═══ INFORMATION PROVIDED ═══
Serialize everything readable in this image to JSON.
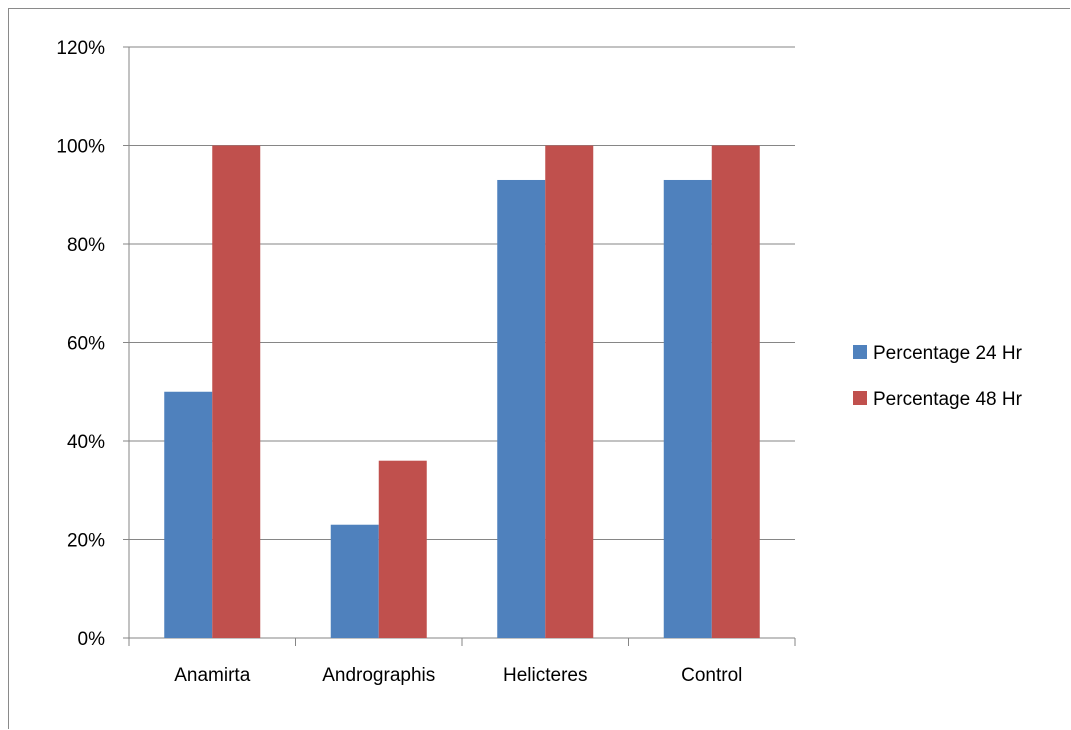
{
  "chart_data": {
    "type": "bar",
    "categories": [
      "Anamirta",
      "Andrographis",
      "Helicteres",
      "Control"
    ],
    "series": [
      {
        "name": "Percentage 24 Hr",
        "values": [
          50,
          23,
          93,
          93
        ],
        "color": "#4F81BD"
      },
      {
        "name": "Percentage 48 Hr",
        "values": [
          100,
          36,
          100,
          100
        ],
        "color": "#C0504D"
      }
    ],
    "y_ticks": [
      "0%",
      "20%",
      "40%",
      "60%",
      "80%",
      "100%",
      "120%"
    ],
    "ylim": [
      0,
      120
    ],
    "grid": true,
    "legend_position": "right",
    "title": "",
    "xlabel": "",
    "ylabel": ""
  }
}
═══
• _YOUR GOAL_:
Reproduce every line of the listing above in which the string "Percentage" appears.

• _WRITTEN RESPONSE_:
        "name": "Percentage 24 Hr",
        "name": "Percentage 48 Hr",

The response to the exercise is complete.